Instructions for the task - Give back only the lines from the one with "What data populates" through the last line of the data, exactly as they appear.

═══ Dataset content

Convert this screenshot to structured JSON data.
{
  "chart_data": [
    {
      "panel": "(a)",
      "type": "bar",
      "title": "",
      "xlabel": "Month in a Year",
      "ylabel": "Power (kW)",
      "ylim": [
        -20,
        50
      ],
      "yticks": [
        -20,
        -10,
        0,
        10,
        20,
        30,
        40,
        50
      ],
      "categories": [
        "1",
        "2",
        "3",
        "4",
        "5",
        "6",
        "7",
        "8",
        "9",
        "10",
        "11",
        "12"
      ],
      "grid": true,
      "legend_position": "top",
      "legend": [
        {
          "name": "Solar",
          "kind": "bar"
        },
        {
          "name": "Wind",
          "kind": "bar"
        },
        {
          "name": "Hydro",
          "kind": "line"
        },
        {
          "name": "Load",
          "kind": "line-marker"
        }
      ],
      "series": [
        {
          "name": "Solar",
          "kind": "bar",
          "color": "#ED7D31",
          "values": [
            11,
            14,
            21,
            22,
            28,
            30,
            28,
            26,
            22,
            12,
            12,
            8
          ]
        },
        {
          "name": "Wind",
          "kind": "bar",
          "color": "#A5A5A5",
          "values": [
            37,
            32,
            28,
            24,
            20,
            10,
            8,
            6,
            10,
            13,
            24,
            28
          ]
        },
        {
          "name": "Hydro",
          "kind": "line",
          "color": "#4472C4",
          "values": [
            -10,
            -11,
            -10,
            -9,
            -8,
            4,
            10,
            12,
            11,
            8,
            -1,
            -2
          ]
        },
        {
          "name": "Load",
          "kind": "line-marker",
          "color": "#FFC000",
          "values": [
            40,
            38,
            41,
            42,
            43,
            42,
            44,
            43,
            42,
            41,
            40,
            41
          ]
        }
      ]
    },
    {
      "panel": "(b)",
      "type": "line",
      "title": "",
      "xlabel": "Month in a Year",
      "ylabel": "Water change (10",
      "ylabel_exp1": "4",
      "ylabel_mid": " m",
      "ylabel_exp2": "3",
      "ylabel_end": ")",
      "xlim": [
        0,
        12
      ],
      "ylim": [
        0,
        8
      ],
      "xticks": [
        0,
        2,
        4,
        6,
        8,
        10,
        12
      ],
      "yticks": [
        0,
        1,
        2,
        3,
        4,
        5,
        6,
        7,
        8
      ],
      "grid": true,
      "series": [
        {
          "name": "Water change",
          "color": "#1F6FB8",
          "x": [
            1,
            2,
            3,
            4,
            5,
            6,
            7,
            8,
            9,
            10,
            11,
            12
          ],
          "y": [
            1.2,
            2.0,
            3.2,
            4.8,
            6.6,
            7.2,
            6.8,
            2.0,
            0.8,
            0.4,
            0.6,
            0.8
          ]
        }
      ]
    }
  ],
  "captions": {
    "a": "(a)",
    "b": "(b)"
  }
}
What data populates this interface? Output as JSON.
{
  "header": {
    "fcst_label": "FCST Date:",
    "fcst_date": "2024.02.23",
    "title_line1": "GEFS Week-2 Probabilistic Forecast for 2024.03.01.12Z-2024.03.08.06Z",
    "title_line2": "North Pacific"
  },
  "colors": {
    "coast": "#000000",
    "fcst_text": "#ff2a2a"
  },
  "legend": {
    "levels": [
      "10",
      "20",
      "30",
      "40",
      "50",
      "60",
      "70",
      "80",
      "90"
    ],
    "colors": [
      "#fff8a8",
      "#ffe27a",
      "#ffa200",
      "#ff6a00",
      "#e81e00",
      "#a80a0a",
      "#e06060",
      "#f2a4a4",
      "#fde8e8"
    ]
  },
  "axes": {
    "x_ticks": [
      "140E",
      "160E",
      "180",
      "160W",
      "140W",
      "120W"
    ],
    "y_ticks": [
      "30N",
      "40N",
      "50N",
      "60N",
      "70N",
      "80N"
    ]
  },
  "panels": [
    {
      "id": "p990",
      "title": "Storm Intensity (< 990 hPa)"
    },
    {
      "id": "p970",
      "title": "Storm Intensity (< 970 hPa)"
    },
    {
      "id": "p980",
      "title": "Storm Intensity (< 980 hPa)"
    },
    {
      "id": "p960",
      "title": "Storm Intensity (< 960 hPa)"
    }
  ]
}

══════

Task result -
What data populates this interface? Output as JSON.
{
  "header": {
    "fcst_label": "FCST Date:",
    "fcst_date": "2024.02.23",
    "title_line1": "GEFS Week-2 Probabilistic Forecast for 2024.03.01.12Z-2024.03.08.06Z",
    "title_line2": "North Pacific"
  },
  "colors": {
    "coast": "#000000",
    "fcst_text": "#ff2a2a"
  },
  "legend": {
    "levels": [
      "10",
      "20",
      "30",
      "40",
      "50",
      "60",
      "70",
      "80",
      "90"
    ],
    "colors": [
      "#fff8a8",
      "#ffe27a",
      "#ffa200",
      "#ff6a00",
      "#e81e00",
      "#a80a0a",
      "#e06060",
      "#f2a4a4",
      "#fde8e8"
    ]
  },
  "axes": {
    "x_ticks": [
      "140E",
      "160E",
      "180",
      "160W",
      "140W",
      "120W"
    ],
    "y_ticks": [
      "30N",
      "40N",
      "50N",
      "60N",
      "70N",
      "80N"
    ]
  },
  "panels": [
    {
      "id": "p990",
      "title": "Storm Intensity (< 990 hPa)"
    },
    {
      "id": "p970",
      "title": "Storm Intensity (< 970 hPa)"
    },
    {
      "id": "p980",
      "title": "Storm Intensity (< 980 hPa)"
    },
    {
      "id": "p960",
      "title": "Storm Intensity (< 960 hPa)"
    }
  ]
}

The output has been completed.